[Saved entries]

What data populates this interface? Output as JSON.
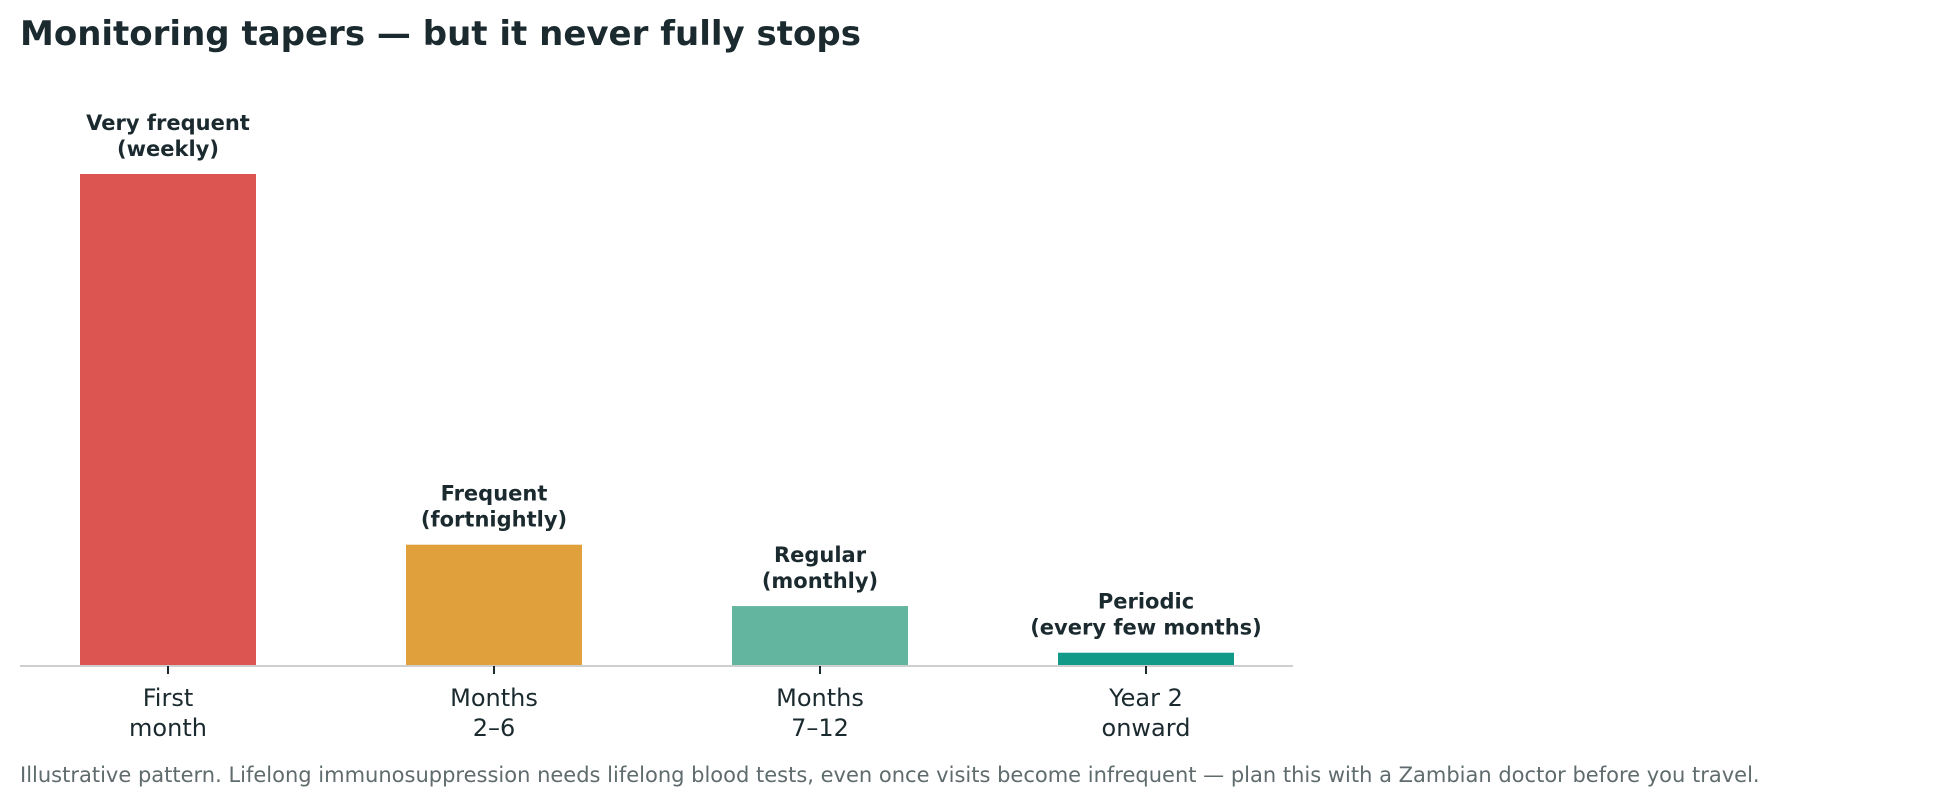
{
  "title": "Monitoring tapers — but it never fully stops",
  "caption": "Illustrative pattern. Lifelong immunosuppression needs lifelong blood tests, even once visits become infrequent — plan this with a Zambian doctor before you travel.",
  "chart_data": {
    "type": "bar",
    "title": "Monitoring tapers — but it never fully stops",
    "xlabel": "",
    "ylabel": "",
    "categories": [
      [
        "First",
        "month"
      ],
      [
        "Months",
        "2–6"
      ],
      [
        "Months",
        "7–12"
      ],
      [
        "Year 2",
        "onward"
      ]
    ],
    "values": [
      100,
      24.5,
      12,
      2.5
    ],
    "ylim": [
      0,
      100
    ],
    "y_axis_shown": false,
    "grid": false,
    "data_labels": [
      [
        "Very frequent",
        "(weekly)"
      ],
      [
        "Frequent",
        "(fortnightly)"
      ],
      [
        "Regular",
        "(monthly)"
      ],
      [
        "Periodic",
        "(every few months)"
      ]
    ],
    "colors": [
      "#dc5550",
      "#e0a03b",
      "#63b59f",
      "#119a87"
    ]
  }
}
--
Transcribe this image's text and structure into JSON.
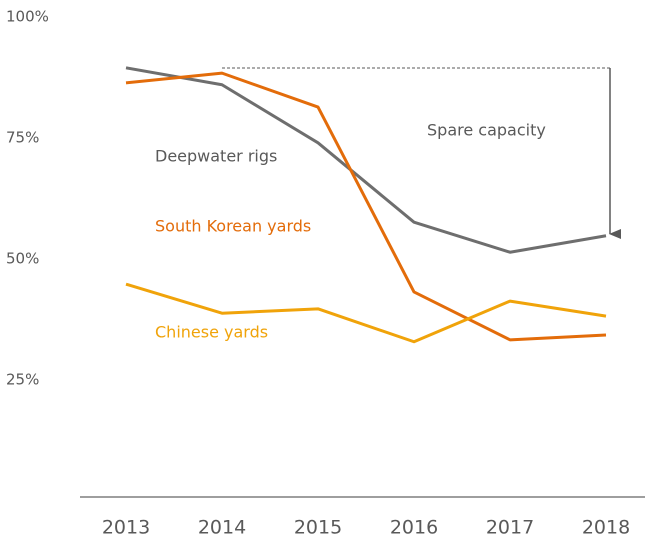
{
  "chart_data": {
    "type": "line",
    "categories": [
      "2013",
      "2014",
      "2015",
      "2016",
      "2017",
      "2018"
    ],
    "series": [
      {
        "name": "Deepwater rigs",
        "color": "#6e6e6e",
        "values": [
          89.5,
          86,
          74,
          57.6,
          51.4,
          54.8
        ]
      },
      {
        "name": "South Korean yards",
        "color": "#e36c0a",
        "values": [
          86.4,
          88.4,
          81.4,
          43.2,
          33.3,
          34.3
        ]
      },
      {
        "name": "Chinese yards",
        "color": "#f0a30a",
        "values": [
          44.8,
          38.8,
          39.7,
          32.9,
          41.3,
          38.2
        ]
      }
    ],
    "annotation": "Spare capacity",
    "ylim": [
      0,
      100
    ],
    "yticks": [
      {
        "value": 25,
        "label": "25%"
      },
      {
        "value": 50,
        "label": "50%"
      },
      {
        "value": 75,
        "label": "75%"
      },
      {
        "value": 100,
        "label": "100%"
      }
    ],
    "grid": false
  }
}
...
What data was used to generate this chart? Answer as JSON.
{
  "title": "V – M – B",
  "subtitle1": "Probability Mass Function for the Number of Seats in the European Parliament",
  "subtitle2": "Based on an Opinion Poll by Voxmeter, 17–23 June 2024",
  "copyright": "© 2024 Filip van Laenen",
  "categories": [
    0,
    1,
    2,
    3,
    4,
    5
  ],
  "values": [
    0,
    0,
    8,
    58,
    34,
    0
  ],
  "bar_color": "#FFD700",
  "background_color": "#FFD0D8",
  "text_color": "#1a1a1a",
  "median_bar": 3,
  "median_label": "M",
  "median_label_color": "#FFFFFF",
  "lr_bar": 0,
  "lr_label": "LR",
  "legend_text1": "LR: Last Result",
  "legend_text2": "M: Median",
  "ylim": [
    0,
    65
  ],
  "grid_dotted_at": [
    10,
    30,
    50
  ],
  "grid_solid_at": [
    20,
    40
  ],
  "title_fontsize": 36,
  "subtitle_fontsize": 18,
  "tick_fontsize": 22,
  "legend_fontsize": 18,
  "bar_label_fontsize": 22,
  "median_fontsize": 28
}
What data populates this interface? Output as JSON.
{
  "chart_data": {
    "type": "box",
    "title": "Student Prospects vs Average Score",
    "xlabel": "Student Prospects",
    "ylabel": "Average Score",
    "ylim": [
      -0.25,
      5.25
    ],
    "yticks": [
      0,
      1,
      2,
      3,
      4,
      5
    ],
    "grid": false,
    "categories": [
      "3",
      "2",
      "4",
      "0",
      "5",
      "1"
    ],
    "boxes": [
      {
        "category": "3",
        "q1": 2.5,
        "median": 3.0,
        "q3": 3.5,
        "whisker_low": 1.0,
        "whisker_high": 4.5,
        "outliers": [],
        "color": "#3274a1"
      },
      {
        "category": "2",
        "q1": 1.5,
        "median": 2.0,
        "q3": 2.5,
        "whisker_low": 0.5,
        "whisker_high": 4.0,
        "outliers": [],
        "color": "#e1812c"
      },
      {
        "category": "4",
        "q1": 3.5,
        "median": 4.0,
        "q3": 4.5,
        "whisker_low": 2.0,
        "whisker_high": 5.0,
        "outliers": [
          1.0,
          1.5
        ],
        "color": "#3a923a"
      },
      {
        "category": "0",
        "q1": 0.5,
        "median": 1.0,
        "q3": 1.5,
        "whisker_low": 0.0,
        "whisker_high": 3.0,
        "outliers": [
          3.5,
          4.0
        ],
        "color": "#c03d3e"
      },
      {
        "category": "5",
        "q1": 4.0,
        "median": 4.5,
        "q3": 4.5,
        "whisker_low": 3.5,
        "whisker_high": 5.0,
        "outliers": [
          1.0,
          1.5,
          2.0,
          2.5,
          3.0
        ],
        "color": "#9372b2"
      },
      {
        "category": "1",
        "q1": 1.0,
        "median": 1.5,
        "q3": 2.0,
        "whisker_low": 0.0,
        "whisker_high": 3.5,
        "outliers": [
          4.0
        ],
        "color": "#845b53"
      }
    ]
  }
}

# Work required
Copy each line in the data that holds the word "category".

# Answer to the problem
        "category": "3",
        "category": "2",
        "category": "4",
        "category": "0",
        "category": "5",
        "category": "1",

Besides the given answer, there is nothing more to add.